*Exercise prompt:* Each line of the material below that holds the word "Glob" needs to be copied.

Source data
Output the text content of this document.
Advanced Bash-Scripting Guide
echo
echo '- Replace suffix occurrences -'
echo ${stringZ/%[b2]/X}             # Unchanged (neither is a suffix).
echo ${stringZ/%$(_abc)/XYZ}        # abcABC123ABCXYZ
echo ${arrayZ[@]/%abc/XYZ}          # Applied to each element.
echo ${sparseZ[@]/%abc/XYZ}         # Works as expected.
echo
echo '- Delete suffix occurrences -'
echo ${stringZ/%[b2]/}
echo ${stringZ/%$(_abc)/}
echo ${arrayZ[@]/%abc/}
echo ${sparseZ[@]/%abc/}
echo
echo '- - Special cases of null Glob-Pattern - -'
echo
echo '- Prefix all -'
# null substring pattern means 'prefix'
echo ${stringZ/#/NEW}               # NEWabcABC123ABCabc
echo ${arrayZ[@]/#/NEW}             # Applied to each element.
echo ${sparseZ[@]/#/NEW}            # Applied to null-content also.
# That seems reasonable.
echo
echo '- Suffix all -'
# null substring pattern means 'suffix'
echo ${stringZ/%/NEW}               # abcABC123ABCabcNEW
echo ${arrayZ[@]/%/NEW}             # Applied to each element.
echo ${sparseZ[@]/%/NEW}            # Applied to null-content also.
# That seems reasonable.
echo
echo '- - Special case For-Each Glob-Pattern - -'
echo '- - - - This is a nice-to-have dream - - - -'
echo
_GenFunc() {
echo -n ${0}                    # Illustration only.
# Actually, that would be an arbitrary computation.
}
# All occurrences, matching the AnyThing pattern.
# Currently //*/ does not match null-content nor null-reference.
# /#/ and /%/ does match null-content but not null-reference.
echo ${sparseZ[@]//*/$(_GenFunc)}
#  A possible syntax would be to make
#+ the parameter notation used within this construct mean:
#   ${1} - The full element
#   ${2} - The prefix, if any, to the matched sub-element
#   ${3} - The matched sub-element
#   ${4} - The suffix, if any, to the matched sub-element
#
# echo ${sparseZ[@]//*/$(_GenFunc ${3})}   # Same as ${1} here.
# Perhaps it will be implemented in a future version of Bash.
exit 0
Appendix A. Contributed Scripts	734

*Solution:*
echo '- - Special cases of null Glob-Pattern - -'
echo '- - Special case For-Each Glob-Pattern - -'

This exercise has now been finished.